▶ AIM OF THE EXERCISE:
Scan the lines below; pull out those with "Chardonnay".
** Start of SUPPLIED RECORDS **
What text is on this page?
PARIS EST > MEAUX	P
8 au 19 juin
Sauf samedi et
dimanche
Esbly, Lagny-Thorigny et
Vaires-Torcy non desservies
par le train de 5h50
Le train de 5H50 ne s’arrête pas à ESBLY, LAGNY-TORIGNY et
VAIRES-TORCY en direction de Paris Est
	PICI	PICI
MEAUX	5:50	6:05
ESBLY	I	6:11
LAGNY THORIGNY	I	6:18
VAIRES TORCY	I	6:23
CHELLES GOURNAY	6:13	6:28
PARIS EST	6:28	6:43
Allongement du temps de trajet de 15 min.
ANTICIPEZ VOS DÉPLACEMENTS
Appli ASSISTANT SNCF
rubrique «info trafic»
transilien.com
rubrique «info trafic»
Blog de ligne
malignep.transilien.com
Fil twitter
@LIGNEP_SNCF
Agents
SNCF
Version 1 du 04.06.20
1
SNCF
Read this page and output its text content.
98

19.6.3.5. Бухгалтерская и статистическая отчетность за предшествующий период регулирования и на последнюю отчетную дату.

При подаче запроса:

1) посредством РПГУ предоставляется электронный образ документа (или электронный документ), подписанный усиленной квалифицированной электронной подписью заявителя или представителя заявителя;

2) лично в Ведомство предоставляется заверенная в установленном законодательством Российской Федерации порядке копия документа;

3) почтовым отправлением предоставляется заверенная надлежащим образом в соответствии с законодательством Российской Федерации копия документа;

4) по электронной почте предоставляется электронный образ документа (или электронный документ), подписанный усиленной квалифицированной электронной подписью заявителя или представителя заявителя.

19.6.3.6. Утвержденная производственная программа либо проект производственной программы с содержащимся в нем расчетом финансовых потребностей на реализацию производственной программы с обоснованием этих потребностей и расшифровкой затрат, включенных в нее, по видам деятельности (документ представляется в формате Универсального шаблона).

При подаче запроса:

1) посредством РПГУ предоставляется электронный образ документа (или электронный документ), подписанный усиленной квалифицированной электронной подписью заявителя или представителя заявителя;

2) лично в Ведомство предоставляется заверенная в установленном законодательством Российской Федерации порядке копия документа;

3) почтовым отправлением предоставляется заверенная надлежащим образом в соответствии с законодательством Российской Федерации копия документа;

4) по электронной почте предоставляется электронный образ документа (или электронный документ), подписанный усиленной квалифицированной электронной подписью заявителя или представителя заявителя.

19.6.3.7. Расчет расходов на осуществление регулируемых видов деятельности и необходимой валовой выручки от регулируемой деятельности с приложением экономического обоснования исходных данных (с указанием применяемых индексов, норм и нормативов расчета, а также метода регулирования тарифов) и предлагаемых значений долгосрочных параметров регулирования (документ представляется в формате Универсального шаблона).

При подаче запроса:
** End of SUPPLIED RECORDS **
** Start of SUPPLIED RECORDS **
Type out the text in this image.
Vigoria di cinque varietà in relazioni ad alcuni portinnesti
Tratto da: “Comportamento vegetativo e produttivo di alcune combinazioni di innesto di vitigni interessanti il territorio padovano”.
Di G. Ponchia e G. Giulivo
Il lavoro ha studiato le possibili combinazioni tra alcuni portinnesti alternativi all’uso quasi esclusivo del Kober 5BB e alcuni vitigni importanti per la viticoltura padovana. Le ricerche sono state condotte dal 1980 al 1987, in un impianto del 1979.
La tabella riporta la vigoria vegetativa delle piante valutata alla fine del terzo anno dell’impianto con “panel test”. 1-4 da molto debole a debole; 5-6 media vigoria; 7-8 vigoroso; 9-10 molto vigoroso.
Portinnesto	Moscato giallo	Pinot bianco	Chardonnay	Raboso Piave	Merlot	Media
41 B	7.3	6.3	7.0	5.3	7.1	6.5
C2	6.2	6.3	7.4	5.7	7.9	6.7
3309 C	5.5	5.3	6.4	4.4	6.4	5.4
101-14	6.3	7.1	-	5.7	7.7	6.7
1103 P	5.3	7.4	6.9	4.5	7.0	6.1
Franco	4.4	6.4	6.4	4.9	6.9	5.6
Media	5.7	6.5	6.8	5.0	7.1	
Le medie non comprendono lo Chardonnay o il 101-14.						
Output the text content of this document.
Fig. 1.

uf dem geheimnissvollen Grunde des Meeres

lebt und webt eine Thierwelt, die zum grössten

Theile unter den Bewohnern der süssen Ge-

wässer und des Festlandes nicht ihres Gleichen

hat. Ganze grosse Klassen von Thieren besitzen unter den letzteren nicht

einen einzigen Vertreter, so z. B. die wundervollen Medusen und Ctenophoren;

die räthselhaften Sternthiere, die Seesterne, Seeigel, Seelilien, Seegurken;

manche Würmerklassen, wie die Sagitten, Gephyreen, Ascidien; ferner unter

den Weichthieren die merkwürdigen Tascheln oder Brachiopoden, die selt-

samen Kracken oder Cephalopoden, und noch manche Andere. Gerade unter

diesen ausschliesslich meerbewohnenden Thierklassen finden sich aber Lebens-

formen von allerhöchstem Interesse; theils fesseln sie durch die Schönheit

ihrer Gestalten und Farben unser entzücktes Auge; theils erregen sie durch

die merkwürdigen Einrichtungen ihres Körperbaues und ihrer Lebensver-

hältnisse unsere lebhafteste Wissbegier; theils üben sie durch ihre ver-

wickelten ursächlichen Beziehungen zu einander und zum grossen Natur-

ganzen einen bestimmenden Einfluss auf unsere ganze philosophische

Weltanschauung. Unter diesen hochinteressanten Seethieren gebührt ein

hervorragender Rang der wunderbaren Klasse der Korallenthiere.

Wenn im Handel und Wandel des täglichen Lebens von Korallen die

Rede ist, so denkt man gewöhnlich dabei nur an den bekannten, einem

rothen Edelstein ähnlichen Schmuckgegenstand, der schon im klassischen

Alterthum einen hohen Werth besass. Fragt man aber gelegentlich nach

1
** End of SUPPLIED RECORDS **
** Start of SUPPLIED RECORDS **
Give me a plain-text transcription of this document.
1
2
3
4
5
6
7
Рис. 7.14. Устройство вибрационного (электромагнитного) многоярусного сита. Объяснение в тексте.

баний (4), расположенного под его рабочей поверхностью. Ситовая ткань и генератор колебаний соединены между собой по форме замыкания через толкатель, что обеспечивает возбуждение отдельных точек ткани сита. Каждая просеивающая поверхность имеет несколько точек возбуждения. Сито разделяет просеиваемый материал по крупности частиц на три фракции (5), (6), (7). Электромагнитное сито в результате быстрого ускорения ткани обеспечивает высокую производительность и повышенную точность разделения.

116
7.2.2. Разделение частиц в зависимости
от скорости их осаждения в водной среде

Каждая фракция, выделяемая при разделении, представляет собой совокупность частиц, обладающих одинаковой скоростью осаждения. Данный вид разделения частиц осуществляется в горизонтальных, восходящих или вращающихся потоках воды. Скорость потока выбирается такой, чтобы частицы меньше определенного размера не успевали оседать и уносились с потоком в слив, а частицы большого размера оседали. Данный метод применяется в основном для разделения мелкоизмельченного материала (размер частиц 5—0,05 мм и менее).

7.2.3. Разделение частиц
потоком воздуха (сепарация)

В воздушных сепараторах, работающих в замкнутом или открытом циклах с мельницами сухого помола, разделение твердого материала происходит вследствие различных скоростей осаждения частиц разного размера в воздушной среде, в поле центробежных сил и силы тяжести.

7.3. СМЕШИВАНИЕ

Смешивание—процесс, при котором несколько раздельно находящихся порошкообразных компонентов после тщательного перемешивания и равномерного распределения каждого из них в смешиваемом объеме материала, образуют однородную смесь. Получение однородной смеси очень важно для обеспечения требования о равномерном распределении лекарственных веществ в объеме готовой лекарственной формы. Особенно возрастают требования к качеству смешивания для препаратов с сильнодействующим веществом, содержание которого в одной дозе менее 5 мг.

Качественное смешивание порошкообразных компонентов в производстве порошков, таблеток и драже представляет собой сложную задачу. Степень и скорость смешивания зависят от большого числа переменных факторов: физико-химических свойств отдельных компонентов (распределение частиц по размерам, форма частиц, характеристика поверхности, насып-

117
** End of SUPPLIED RECORDS **
▶ ANSWER BELOW:
Portinnesto	Moscato giallo	Pinot bianco	Chardonnay	Raboso Piave	Merlot	Media
Le medie non comprendono lo Chardonnay o il 101-14.						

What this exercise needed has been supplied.